§ Set exercise:
For the data below, report the number of lines that contain the string "name" and nothing else.

##### Task data

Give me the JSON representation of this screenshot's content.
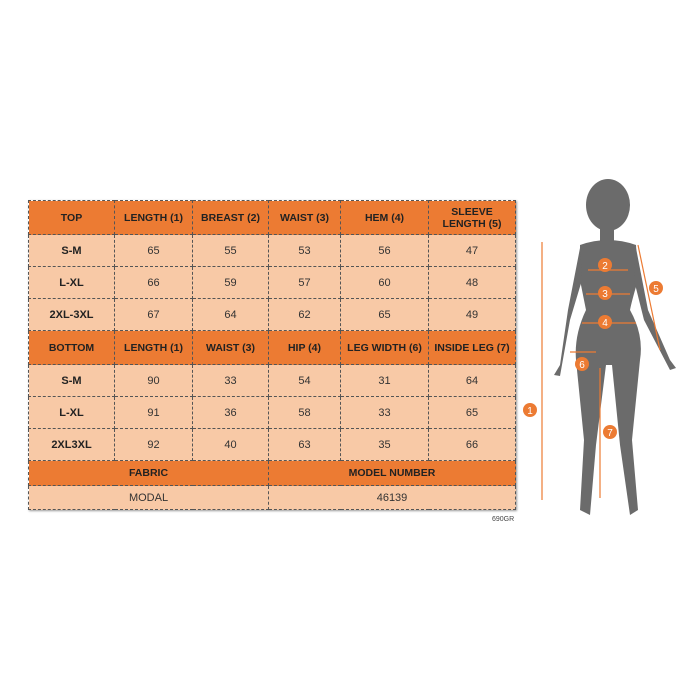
{
  "top": {
    "headers": [
      "TOP",
      "LENGTH (1)",
      "BREAST (2)",
      "WAIST (3)",
      "HEM (4)",
      "SLEEVE LENGTH (5)"
    ],
    "rows": [
      [
        "S-M",
        "65",
        "55",
        "53",
        "56",
        "47"
      ],
      [
        "L-XL",
        "66",
        "59",
        "57",
        "60",
        "48"
      ],
      [
        "2XL-3XL",
        "67",
        "64",
        "62",
        "65",
        "49"
      ]
    ]
  },
  "bottom": {
    "headers": [
      "BOTTOM",
      "LENGTH (1)",
      "WAIST (3)",
      "HIP (4)",
      "LEG WIDTH (6)",
      "INSIDE LEG (7)"
    ],
    "rows": [
      [
        "S-M",
        "90",
        "33",
        "54",
        "31",
        "64"
      ],
      [
        "L-XL",
        "91",
        "36",
        "58",
        "33",
        "65"
      ],
      [
        "2XL3XL",
        "92",
        "40",
        "63",
        "35",
        "66"
      ]
    ]
  },
  "fabric": {
    "label": "FABRIC",
    "value": "MODAL"
  },
  "model": {
    "label": "MODEL NUMBER",
    "value": "46139"
  },
  "code": "690GR",
  "figure": {
    "markers": [
      "1",
      "2",
      "3",
      "4",
      "5",
      "6",
      "7"
    ],
    "accent": "#ec7b33",
    "silhouette": "#6b6b6b"
  }
}
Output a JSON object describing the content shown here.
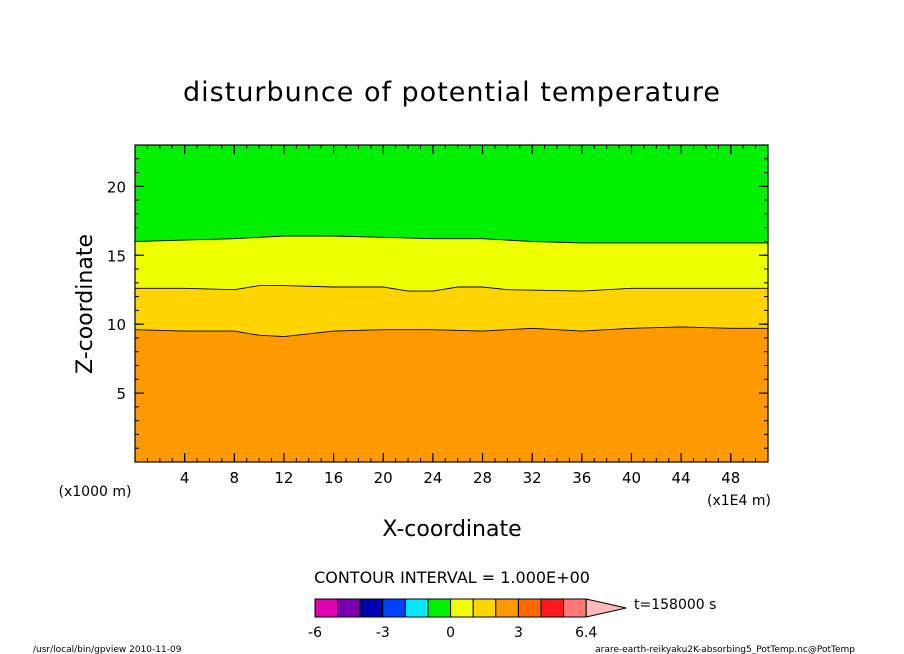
{
  "chart_data": {
    "type": "contour",
    "title": "disturbunce of potential temperature",
    "xlabel": "X-coordinate",
    "ylabel": "Z-coordinate",
    "x_unit": "(x1000 m)",
    "x_unit_secondary": "(x1E4 m)",
    "xlim": [
      0,
      51
    ],
    "ylim": [
      0,
      23
    ],
    "xticks": [
      4,
      8,
      12,
      16,
      20,
      24,
      28,
      32,
      36,
      40,
      44,
      48
    ],
    "yticks": [
      5,
      10,
      15,
      20
    ],
    "contour_interval": "CONTOUR INTERVAL = 1.000E+00",
    "time_label": "t=158000 s",
    "contour_lines": [
      {
        "level": 3,
        "x": [
          0,
          4,
          8,
          10,
          12,
          16,
          20,
          24,
          28,
          32,
          36,
          40,
          44,
          48,
          51
        ],
        "z": [
          9.6,
          9.5,
          9.5,
          9.2,
          9.1,
          9.5,
          9.6,
          9.6,
          9.5,
          9.7,
          9.5,
          9.7,
          9.8,
          9.7,
          9.7
        ]
      },
      {
        "level": 2,
        "x": [
          0,
          4,
          8,
          10,
          12,
          16,
          20,
          22,
          24,
          26,
          28,
          30,
          36,
          40,
          44,
          48,
          51
        ],
        "z": [
          12.6,
          12.6,
          12.5,
          12.8,
          12.8,
          12.7,
          12.7,
          12.4,
          12.4,
          12.7,
          12.7,
          12.5,
          12.4,
          12.6,
          12.6,
          12.6,
          12.6
        ]
      },
      {
        "level": 1,
        "x": [
          0,
          4,
          8,
          12,
          16,
          20,
          24,
          28,
          32,
          36,
          40,
          44,
          48,
          51
        ],
        "z": [
          16.0,
          16.1,
          16.2,
          16.4,
          16.4,
          16.3,
          16.2,
          16.2,
          16.0,
          15.9,
          15.9,
          15.9,
          15.9,
          15.9
        ]
      }
    ],
    "fill_colors": {
      "above_level_1": "#00f000",
      "level_1_to_2": "#f0ff00",
      "level_2_to_3": "#ffd400",
      "below_level_3": "#ff9900"
    },
    "colorbar": {
      "colors": [
        "#e000b0",
        "#7a00b0",
        "#0000b0",
        "#0040ff",
        "#00e8ff",
        "#00f000",
        "#f0ff00",
        "#ffd400",
        "#ff9900",
        "#ff6a00",
        "#ff1a1a",
        "#ff7777",
        "#ffbbbb"
      ],
      "labels": [
        "-6",
        "-3",
        "0",
        "3",
        "6.4"
      ]
    }
  },
  "footer": {
    "left": "/usr/local/bin/gpview  2010-11-09",
    "right": "arare-earth-reikyaku2K-absorbing5_PotTemp.nc@PotTemp"
  }
}
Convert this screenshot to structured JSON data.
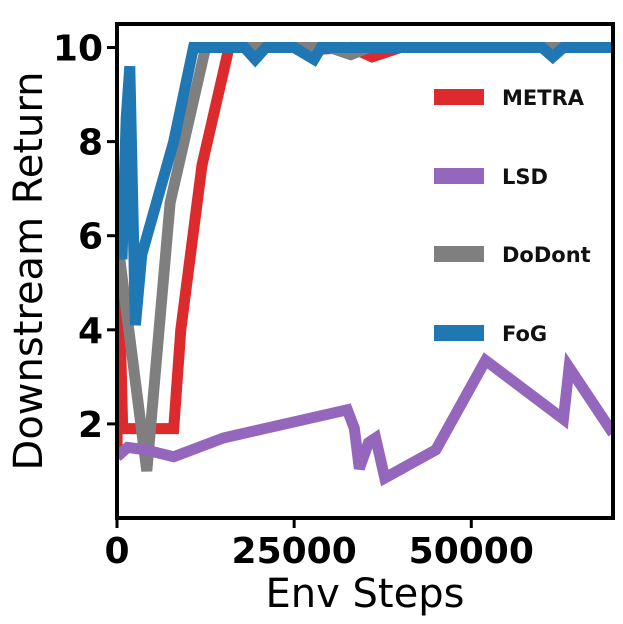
{
  "chart_data": {
    "type": "line",
    "title": "",
    "xlabel": "Env Steps",
    "ylabel": "Downstream Return",
    "xlim": [
      0,
      70000
    ],
    "ylim": [
      0,
      10.5
    ],
    "xticks": [
      0,
      25000,
      50000
    ],
    "yticks": [
      2,
      4,
      6,
      8,
      10
    ],
    "grid": false,
    "legend_position": "right",
    "series": [
      {
        "name": "METRA",
        "color": "#dc2a2d",
        "x": [
          0,
          300,
          800,
          8000,
          9000,
          12000,
          15800,
          25000,
          27000,
          33000,
          36000,
          40000,
          50000,
          60000,
          70000
        ],
        "y": [
          1.5,
          4.9,
          1.9,
          1.9,
          4.0,
          7.5,
          10.0,
          10.0,
          9.95,
          10.0,
          9.8,
          10.0,
          10.0,
          10.0,
          10.0
        ]
      },
      {
        "name": "LSD",
        "color": "#9467bd",
        "x": [
          0,
          1500,
          4000,
          8000,
          15000,
          32500,
          33500,
          34200,
          35500,
          36500,
          37800,
          45000,
          52000,
          63000,
          63800,
          70000
        ],
        "y": [
          1.3,
          1.5,
          1.45,
          1.3,
          1.7,
          2.3,
          1.9,
          1.05,
          1.6,
          1.7,
          0.85,
          1.45,
          3.35,
          2.1,
          3.2,
          1.8
        ]
      },
      {
        "name": "DoDont",
        "color": "#7f7f7f",
        "x": [
          0,
          400,
          4200,
          7500,
          12500,
          20000,
          30000,
          33000,
          35500,
          40000,
          50000,
          60000,
          70000
        ],
        "y": [
          6.1,
          5.5,
          1.0,
          6.7,
          10.0,
          10.0,
          10.0,
          9.85,
          10.0,
          10.0,
          10.0,
          10.0,
          10.0
        ]
      },
      {
        "name": "FoG",
        "color": "#1f77b4",
        "x": [
          0,
          700,
          1300,
          1800,
          2600,
          3500,
          8000,
          10800,
          18000,
          19500,
          21000,
          25000,
          27800,
          28800,
          30000,
          40000,
          60000,
          61500,
          63000,
          70000
        ],
        "y": [
          6.5,
          5.5,
          8.5,
          9.6,
          4.1,
          5.6,
          8.0,
          10.0,
          10.0,
          9.75,
          10.0,
          10.0,
          9.75,
          10.0,
          10.0,
          10.0,
          10.0,
          9.8,
          10.0,
          10.0
        ]
      }
    ],
    "legend_order": [
      "METRA",
      "LSD",
      "DoDont",
      "FoG"
    ]
  }
}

##########

§ Reply to the exercise:
4